■ **To be done**
Please repeat all of the listing exactly.

======== Data for this task

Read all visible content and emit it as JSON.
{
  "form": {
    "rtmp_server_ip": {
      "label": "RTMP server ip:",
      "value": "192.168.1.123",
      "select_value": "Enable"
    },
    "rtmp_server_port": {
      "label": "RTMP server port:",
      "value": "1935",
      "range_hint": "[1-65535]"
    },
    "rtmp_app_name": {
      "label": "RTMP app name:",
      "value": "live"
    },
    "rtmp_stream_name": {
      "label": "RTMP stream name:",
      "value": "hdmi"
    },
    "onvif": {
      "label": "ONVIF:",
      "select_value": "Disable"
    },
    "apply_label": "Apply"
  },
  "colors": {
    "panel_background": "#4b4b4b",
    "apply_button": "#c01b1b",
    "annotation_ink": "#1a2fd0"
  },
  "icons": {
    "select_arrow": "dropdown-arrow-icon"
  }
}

================

■ **Result of this exercise**
Read all visible content and emit it as JSON.
{
  "form": {
    "rtmp_server_ip": {
      "label": "RTMP server ip:",
      "value": "192.168.1.123",
      "select_value": "Enable"
    },
    "rtmp_server_port": {
      "label": "RTMP server port:",
      "value": "1935",
      "range_hint": "[1-65535]"
    },
    "rtmp_app_name": {
      "label": "RTMP app name:",
      "value": "live"
    },
    "rtmp_stream_name": {
      "label": "RTMP stream name:",
      "value": "hdmi"
    },
    "onvif": {
      "label": "ONVIF:",
      "select_value": "Disable"
    },
    "apply_label": "Apply"
  },
  "colors": {
    "panel_background": "#4b4b4b",
    "apply_button": "#c01b1b",
    "annotation_ink": "#1a2fd0"
  },
  "icons": {
    "select_arrow": "dropdown-arrow-icon"
  }
}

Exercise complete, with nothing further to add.